→ TASK PROMPT
Your task is to print all of the material verbatim.

→ EXERCISE MATERIALS
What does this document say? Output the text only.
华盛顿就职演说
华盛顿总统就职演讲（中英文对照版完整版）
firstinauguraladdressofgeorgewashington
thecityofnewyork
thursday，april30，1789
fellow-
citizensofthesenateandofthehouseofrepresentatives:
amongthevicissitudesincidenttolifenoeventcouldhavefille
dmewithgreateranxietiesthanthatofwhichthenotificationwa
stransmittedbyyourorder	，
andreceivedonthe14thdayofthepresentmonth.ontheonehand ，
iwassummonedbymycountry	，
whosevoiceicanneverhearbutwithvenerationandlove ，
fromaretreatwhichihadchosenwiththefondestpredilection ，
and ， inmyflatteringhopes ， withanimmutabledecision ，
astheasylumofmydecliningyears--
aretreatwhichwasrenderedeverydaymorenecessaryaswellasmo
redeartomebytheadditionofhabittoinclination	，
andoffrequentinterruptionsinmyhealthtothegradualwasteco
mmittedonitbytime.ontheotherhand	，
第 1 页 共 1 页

→ COMPLETED EXERCISE
What does this document say? Output the text only.
华盛顿就职演说
华盛顿总统就职演讲（中英文对照版完整版）
firstinauguraladdressofgeorgewashington
thecityofnewyork
thursday，april30，1789
fellow-
citizensofthesenateandofthehouseofrepresentatives:
amongthevicissitudesincidenttolifenoeventcouldhavefille
dmewithgreateranxietiesthanthatofwhichthenotificationwa
stransmittedbyyourorder	，
andreceivedonthe14thdayofthepresentmonth.ontheonehand ，
iwassummonedbymycountry	，
whosevoiceicanneverhearbutwithvenerationandlove ，
fromaretreatwhichihadchosenwiththefondestpredilection ，
and ， inmyflatteringhopes ， withanimmutabledecision ，
astheasylumofmydecliningyears--
aretreatwhichwasrenderedeverydaymorenecessaryaswellasmo
redeartomebytheadditionofhabittoinclination	，
andoffrequentinterruptionsinmyhealthtothegradualwasteco
mmittedonitbytime.ontheotherhand	，
第 1 页 共 1 页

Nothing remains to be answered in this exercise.